— Exercise directions —
Every line of the data must be copied exactly.
--- start Data to use ---
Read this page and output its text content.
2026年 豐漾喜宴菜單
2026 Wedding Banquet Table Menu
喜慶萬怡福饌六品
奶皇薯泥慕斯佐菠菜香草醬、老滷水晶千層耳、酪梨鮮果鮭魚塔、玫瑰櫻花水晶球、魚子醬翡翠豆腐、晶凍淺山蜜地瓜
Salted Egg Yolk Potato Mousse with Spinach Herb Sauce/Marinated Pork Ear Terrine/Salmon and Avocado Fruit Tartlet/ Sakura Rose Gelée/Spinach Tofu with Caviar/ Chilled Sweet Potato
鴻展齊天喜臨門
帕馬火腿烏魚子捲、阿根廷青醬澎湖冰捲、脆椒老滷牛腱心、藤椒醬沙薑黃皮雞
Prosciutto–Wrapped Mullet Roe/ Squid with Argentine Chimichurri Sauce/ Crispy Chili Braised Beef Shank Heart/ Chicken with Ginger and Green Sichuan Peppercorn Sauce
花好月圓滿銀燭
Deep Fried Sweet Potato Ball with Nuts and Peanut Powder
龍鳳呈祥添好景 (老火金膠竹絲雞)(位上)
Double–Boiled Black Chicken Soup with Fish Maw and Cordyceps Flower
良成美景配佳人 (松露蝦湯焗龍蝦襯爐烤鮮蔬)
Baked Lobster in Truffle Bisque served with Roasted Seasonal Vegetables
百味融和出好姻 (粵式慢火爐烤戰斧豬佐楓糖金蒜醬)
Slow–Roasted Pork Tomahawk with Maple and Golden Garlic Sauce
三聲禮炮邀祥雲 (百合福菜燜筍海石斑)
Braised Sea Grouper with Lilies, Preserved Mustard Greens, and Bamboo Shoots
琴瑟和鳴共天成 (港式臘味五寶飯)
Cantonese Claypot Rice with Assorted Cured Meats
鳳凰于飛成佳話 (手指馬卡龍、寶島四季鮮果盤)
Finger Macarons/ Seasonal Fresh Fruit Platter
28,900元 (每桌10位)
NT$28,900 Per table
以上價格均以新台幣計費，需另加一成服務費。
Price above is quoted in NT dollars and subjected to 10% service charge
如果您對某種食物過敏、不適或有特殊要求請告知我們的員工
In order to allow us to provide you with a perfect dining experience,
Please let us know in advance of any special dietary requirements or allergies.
--- end Data to use ---
— Full answer —
Read this page and output its text content.
2026年 豐漾喜宴菜單
2026 Wedding Banquet Table Menu
喜慶萬怡福饌六品
奶皇薯泥慕斯佐菠菜香草醬、老滷水晶千層耳、酪梨鮮果鮭魚塔、玫瑰櫻花水晶球、魚子醬翡翠豆腐、晶凍淺山蜜地瓜
Salted Egg Yolk Potato Mousse with Spinach Herb Sauce/Marinated Pork Ear Terrine/Salmon and Avocado Fruit Tartlet/ Sakura Rose Gelée/Spinach Tofu with Caviar/ Chilled Sweet Potato
鴻展齊天喜臨門
帕馬火腿烏魚子捲、阿根廷青醬澎湖冰捲、脆椒老滷牛腱心、藤椒醬沙薑黃皮雞
Prosciutto–Wrapped Mullet Roe/ Squid with Argentine Chimichurri Sauce/ Crispy Chili Braised Beef Shank Heart/ Chicken with Ginger and Green Sichuan Peppercorn Sauce
花好月圓滿銀燭
Deep Fried Sweet Potato Ball with Nuts and Peanut Powder
龍鳳呈祥添好景 (老火金膠竹絲雞)(位上)
Double–Boiled Black Chicken Soup with Fish Maw and Cordyceps Flower
良成美景配佳人 (松露蝦湯焗龍蝦襯爐烤鮮蔬)
Baked Lobster in Truffle Bisque served with Roasted Seasonal Vegetables
百味融和出好姻 (粵式慢火爐烤戰斧豬佐楓糖金蒜醬)
Slow–Roasted Pork Tomahawk with Maple and Golden Garlic Sauce
三聲禮炮邀祥雲 (百合福菜燜筍海石斑)
Braised Sea Grouper with Lilies, Preserved Mustard Greens, and Bamboo Shoots
琴瑟和鳴共天成 (港式臘味五寶飯)
Cantonese Claypot Rice with Assorted Cured Meats
鳳凰于飛成佳話 (手指馬卡龍、寶島四季鮮果盤)
Finger Macarons/ Seasonal Fresh Fruit Platter
28,900元 (每桌10位)
NT$28,900 Per table
以上價格均以新台幣計費，需另加一成服務費。
Price above is quoted in NT dollars and subjected to 10% service charge
如果您對某種食物過敏、不適或有特殊要求請告知我們的員工
In order to allow us to provide you with a perfect dining experience,
Please let us know in advance of any special dietary requirements or allergies.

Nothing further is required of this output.